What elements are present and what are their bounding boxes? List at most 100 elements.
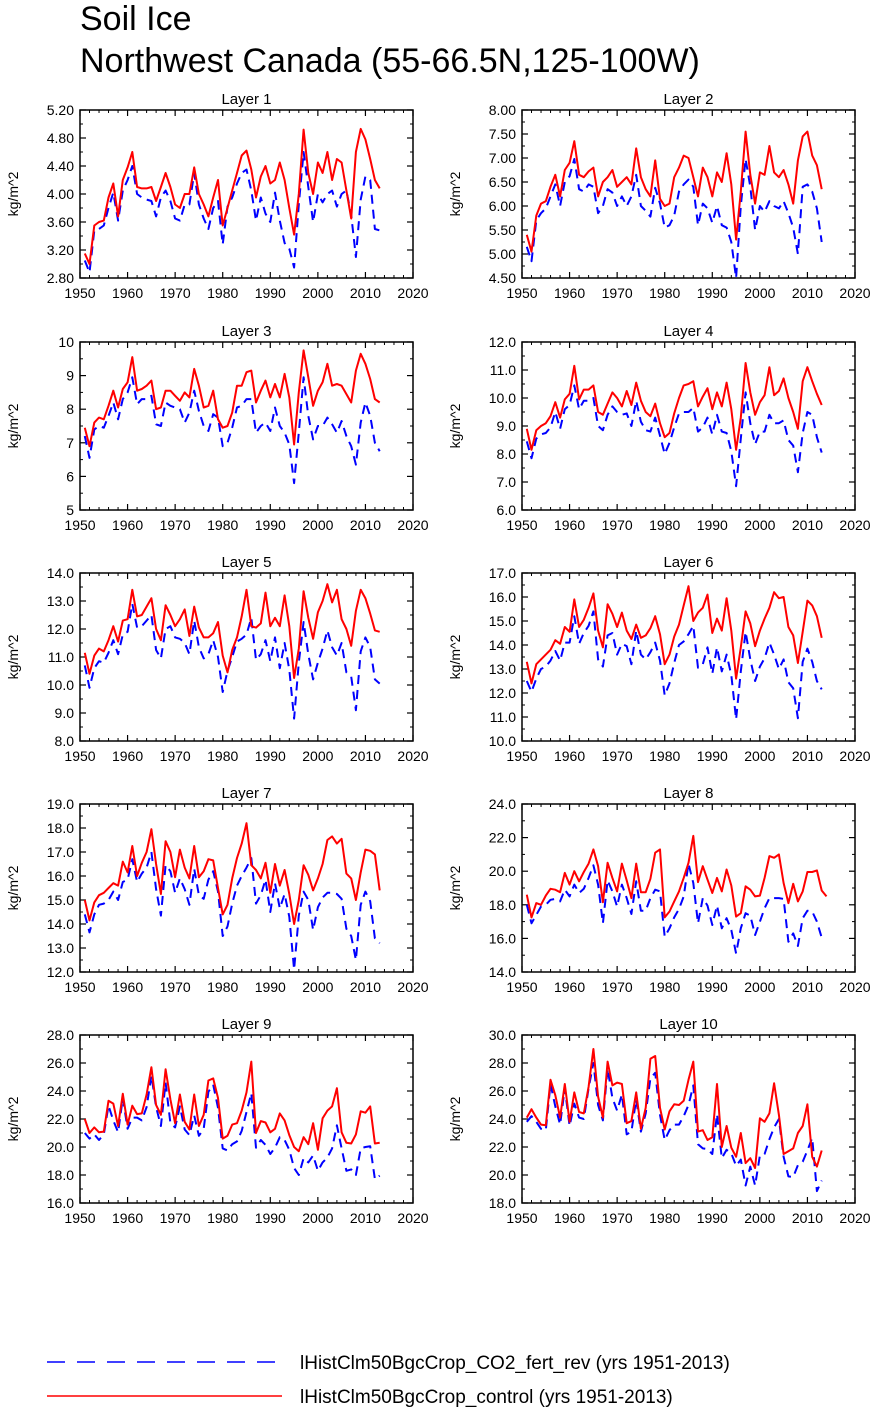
- x-tick-label: 1990: [255, 1210, 286, 1226]
- y-tick-label: 16.0: [47, 1195, 74, 1211]
- y-tick-label: 24.0: [489, 1111, 516, 1127]
- x-tick-label: 2000: [302, 979, 333, 995]
- x-tick-label: 2000: [302, 285, 333, 301]
- y-tick-label: 3.20: [47, 242, 74, 258]
- plot-frame: [521, 572, 856, 742]
- chart-panel-layer-3: Layer 3 kg/m^2 1950 1960 1970 1980 1990 2000 201…: [5, 323, 429, 533]
- chart-panel-layer-2: Layer 2 kg/m^2 1950 1960 1970 1980 1990 2000 201…: [447, 91, 871, 301]
- x-tick-label: 2010: [350, 517, 381, 533]
- x-tick-label: 1960: [112, 285, 143, 301]
- y-tick-label: 10.0: [489, 733, 516, 749]
- chart-panel-layer-9: Layer 9 kg/m^2 1950 1960 1970 1980 1990 2000 201…: [5, 1016, 429, 1226]
- y-tick-label: 13.0: [489, 661, 516, 677]
- x-tick-label: 2000: [744, 748, 775, 764]
- x-tick-label: 2020: [839, 517, 870, 533]
- y-tick-label: 8.0: [55, 733, 75, 749]
- y-tick-label: 15.0: [47, 892, 74, 908]
- x-tick-label: 1950: [506, 748, 537, 764]
- plot-frame: [79, 341, 414, 511]
- plot-frame: [79, 109, 414, 279]
- chart-panel-layer-4: Layer 4 kg/m^2 1950 1960 1970 1980 1990 2000 201…: [447, 323, 871, 533]
- y-tick-label: 14.0: [489, 964, 516, 980]
- y-axis-label: kg/m^2: [5, 634, 21, 679]
- series-line-control: [83, 822, 381, 925]
- panel-title: Layer 2: [663, 91, 713, 108]
- x-tick-label: 1970: [160, 748, 191, 764]
- y-tick-label: 4.00: [47, 186, 74, 202]
- x-tick-label: 2020: [839, 1210, 870, 1226]
- y-tick-label: 14.0: [47, 565, 74, 581]
- y-tick-label: 12.0: [47, 964, 74, 980]
- x-tick-label: 1980: [649, 979, 680, 995]
- y-tick-label: 24.0: [489, 796, 516, 812]
- x-tick-label: 2010: [792, 1210, 823, 1226]
- x-tick-label: 1970: [602, 748, 633, 764]
- chart-panel-layer-8: Layer 8 kg/m^2 1950 1960 1970 1980 1990 2000 201…: [447, 785, 871, 995]
- x-tick-label: 2020: [397, 285, 428, 301]
- series-line-control: [525, 834, 828, 919]
- x-tick-label: 2010: [792, 748, 823, 764]
- chart-panel-layer-6: Layer 6 kg/m^2 1950 1960 1970 1980 1990 2000 201…: [447, 554, 871, 764]
- x-tick-label: 1950: [64, 517, 95, 533]
- y-tick-label: 6.00: [489, 198, 516, 214]
- y-tick-label: 20.0: [489, 1167, 516, 1183]
- x-tick-label: 1990: [697, 285, 728, 301]
- x-tick-label: 1990: [697, 517, 728, 533]
- y-tick-label: 7.00: [489, 150, 516, 166]
- y-tick-label: 16.0: [489, 930, 516, 946]
- x-tick-label: 2010: [350, 979, 381, 995]
- y-tick-label: 5: [66, 502, 74, 518]
- y-tick-label: 8.0: [497, 446, 517, 462]
- y-tick-label: 12.0: [47, 621, 74, 637]
- y-tick-label: 10.0: [47, 677, 74, 693]
- y-tick-label: 18.0: [489, 897, 516, 913]
- x-tick-label: 1970: [160, 1210, 191, 1226]
- x-tick-label: 1950: [64, 1210, 95, 1226]
- y-tick-label: 9: [66, 368, 74, 384]
- x-tick-label: 2010: [350, 1210, 381, 1226]
- series-line-control: [83, 349, 381, 448]
- x-tick-label: 1980: [207, 748, 238, 764]
- y-axis-label: kg/m^2: [5, 865, 21, 910]
- y-tick-label: 11.0: [48, 649, 74, 665]
- x-tick-label: 1980: [649, 285, 680, 301]
- y-tick-label: 5.00: [489, 246, 516, 262]
- panel-title: Layer 7: [221, 785, 271, 802]
- y-tick-label: 11.0: [490, 362, 516, 378]
- plot-frame: [79, 572, 414, 742]
- y-tick-label: 10.0: [489, 390, 516, 406]
- y-axis-label: kg/m^2: [5, 1096, 21, 1141]
- x-tick-label: 1960: [554, 517, 585, 533]
- panel-title: Layer 1: [221, 91, 271, 108]
- legend: lHistClm50BgcCrop_CO2_fert_rev (yrs 1951…: [47, 1353, 730, 1408]
- x-tick-label: 2010: [792, 285, 823, 301]
- x-tick-label: 2010: [350, 285, 381, 301]
- y-tick-label: 28.0: [47, 1027, 74, 1043]
- x-tick-label: 1990: [697, 979, 728, 995]
- series-line-co2-fert-rev: [525, 610, 823, 721]
- x-tick-label: 1970: [602, 979, 633, 995]
- x-tick-label: 1960: [554, 979, 585, 995]
- series-line-control: [525, 1048, 823, 1169]
- y-axis-label: kg/m^2: [447, 865, 463, 910]
- x-tick-label: 1970: [160, 285, 191, 301]
- series-line-co2-fert-rev: [84, 1074, 381, 1181]
- panel-title: Layer 9: [221, 1016, 271, 1033]
- y-tick-label: 11.0: [490, 709, 516, 725]
- x-tick-label: 1960: [554, 285, 585, 301]
- panel-title: Layer 10: [659, 1016, 717, 1033]
- y-tick-label: 26.0: [489, 1083, 516, 1099]
- x-tick-label: 1990: [697, 1210, 728, 1226]
- y-tick-label: 4.80: [47, 130, 74, 146]
- y-tick-label: 16.0: [489, 589, 516, 605]
- y-tick-label: 19.0: [47, 796, 74, 812]
- x-tick-label: 2010: [792, 517, 823, 533]
- series-line-co2-fert-rev: [526, 1062, 823, 1193]
- y-tick-label: 18.0: [47, 820, 74, 836]
- y-axis-label: kg/m^2: [447, 634, 463, 679]
- y-tick-label: 6.50: [489, 174, 516, 190]
- x-tick-label: 2020: [839, 748, 870, 764]
- y-tick-label: 3.60: [47, 214, 74, 230]
- x-tick-label: 2020: [397, 748, 428, 764]
- figure-title: Soil Ice: [80, 0, 192, 38]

WHAT IS ASKED = Replace every occurrence of "plot-frame" in the material above with "plot-area", and reproduce the material with all else unchanged. Leave the picture out of your answer.

OUTPUT =
What elements are present and what are their bounding boxes? List at most 100 elements.
- x-tick-label: 1990: [255, 1210, 286, 1226]
- y-tick-label: 16.0: [47, 1195, 74, 1211]
- y-tick-label: 24.0: [489, 1111, 516, 1127]
- x-tick-label: 2000: [302, 979, 333, 995]
- x-tick-label: 2000: [302, 285, 333, 301]
- y-tick-label: 3.20: [47, 242, 74, 258]
- plot-area: [521, 572, 856, 742]
- chart-panel-layer-3: Layer 3 kg/m^2 1950 1960 1970 1980 1990 2000 201…: [5, 323, 429, 533]
- chart-panel-layer-2: Layer 2 kg/m^2 1950 1960 1970 1980 1990 2000 201…: [447, 91, 871, 301]
- x-tick-label: 2010: [350, 517, 381, 533]
- x-tick-label: 1960: [112, 285, 143, 301]
- y-tick-label: 10.0: [489, 733, 516, 749]
- chart-panel-layer-9: Layer 9 kg/m^2 1950 1960 1970 1980 1990 2000 201…: [5, 1016, 429, 1226]
- y-tick-label: 13.0: [489, 661, 516, 677]
- x-tick-label: 2000: [744, 748, 775, 764]
- x-tick-label: 2020: [839, 517, 870, 533]
- y-tick-label: 8.0: [55, 733, 75, 749]
- y-tick-label: 15.0: [47, 892, 74, 908]
- x-tick-label: 1950: [506, 748, 537, 764]
- plot-area: [79, 341, 414, 511]
- plot-area: [79, 109, 414, 279]
- chart-panel-layer-4: Layer 4 kg/m^2 1950 1960 1970 1980 1990 2000 201…: [447, 323, 871, 533]
- y-tick-label: 14.0: [489, 964, 516, 980]
- y-axis-label: kg/m^2: [5, 634, 21, 679]
- series-line-control: [83, 822, 381, 925]
- panel-title: Layer 2: [663, 91, 713, 108]
- x-tick-label: 1970: [160, 748, 191, 764]
- y-tick-label: 4.00: [47, 186, 74, 202]
- x-tick-label: 2020: [839, 1210, 870, 1226]
- y-tick-label: 14.0: [47, 565, 74, 581]
- y-tick-label: 12.0: [47, 964, 74, 980]
- x-tick-label: 1980: [649, 979, 680, 995]
- y-tick-label: 24.0: [489, 796, 516, 812]
- x-tick-label: 2010: [792, 1210, 823, 1226]
- x-tick-label: 1970: [602, 748, 633, 764]
- chart-panel-layer-8: Layer 8 kg/m^2 1950 1960 1970 1980 1990 2000 201…: [447, 785, 871, 995]
- x-tick-label: 2020: [397, 285, 428, 301]
- series-line-control: [525, 834, 828, 919]
- x-tick-label: 2010: [792, 748, 823, 764]
- chart-panel-layer-6: Layer 6 kg/m^2 1950 1960 1970 1980 1990 2000 201…: [447, 554, 871, 764]
- x-tick-label: 1950: [64, 517, 95, 533]
- y-tick-label: 6.00: [489, 198, 516, 214]
- y-tick-label: 20.0: [489, 1167, 516, 1183]
- x-tick-label: 1990: [697, 285, 728, 301]
- x-tick-label: 1990: [697, 517, 728, 533]
- y-tick-label: 7.00: [489, 150, 516, 166]
- y-tick-label: 16.0: [489, 930, 516, 946]
- x-tick-label: 2010: [350, 979, 381, 995]
- y-tick-label: 5: [66, 502, 74, 518]
- y-tick-label: 8.0: [497, 446, 517, 462]
- y-tick-label: 12.0: [47, 621, 74, 637]
- y-tick-label: 10.0: [47, 677, 74, 693]
- y-tick-label: 18.0: [489, 897, 516, 913]
- x-tick-label: 1970: [160, 1210, 191, 1226]
- x-tick-label: 1950: [64, 1210, 95, 1226]
- y-tick-label: 9: [66, 368, 74, 384]
- x-tick-label: 2010: [350, 1210, 381, 1226]
- series-line-control: [83, 349, 381, 448]
- x-tick-label: 1980: [207, 748, 238, 764]
- y-axis-label: kg/m^2: [5, 865, 21, 910]
- y-tick-label: 11.0: [48, 649, 74, 665]
- x-tick-label: 1980: [649, 285, 680, 301]
- y-tick-label: 5.00: [489, 246, 516, 262]
- panel-title: Layer 7: [221, 785, 271, 802]
- y-tick-label: 11.0: [490, 362, 516, 378]
- plot-area: [79, 572, 414, 742]
- y-tick-label: 10.0: [489, 390, 516, 406]
- y-axis-label: kg/m^2: [5, 1096, 21, 1141]
- x-tick-label: 1960: [554, 517, 585, 533]
- panel-title: Layer 1: [221, 91, 271, 108]
- legend: lHistClm50BgcCrop_CO2_fert_rev (yrs 1951…: [47, 1353, 730, 1408]
- x-tick-label: 2010: [792, 285, 823, 301]
- x-tick-label: 2010: [350, 285, 381, 301]
- y-tick-label: 28.0: [47, 1027, 74, 1043]
- x-tick-label: 1990: [697, 979, 728, 995]
- series-line-co2-fert-rev: [525, 610, 823, 721]
- x-tick-label: 1970: [602, 979, 633, 995]
- x-tick-label: 1960: [554, 979, 585, 995]
- series-line-control: [525, 1048, 823, 1169]
- y-axis-label: kg/m^2: [447, 865, 463, 910]
- x-tick-label: 1970: [160, 285, 191, 301]
- series-line-co2-fert-rev: [84, 1074, 381, 1181]
- panel-title: Layer 9: [221, 1016, 271, 1033]
- y-tick-label: 11.0: [490, 709, 516, 725]
- x-tick-label: 1960: [554, 285, 585, 301]
- panel-title: Layer 10: [659, 1016, 717, 1033]
- y-tick-label: 26.0: [489, 1083, 516, 1099]
- x-tick-label: 1990: [697, 1210, 728, 1226]
- y-tick-label: 4.80: [47, 130, 74, 146]
- y-tick-label: 16.0: [489, 589, 516, 605]
- y-tick-label: 19.0: [47, 796, 74, 812]
- x-tick-label: 2010: [792, 517, 823, 533]
- series-line-co2-fert-rev: [526, 1062, 823, 1193]
- y-tick-label: 18.0: [47, 820, 74, 836]
- y-axis-label: kg/m^2: [447, 634, 463, 679]
- y-tick-label: 6.50: [489, 174, 516, 190]
- x-tick-label: 2020: [839, 748, 870, 764]
- y-tick-label: 3.60: [47, 214, 74, 230]
- x-tick-label: 2020: [397, 748, 428, 764]
- figure-title: Soil Ice: [80, 0, 192, 38]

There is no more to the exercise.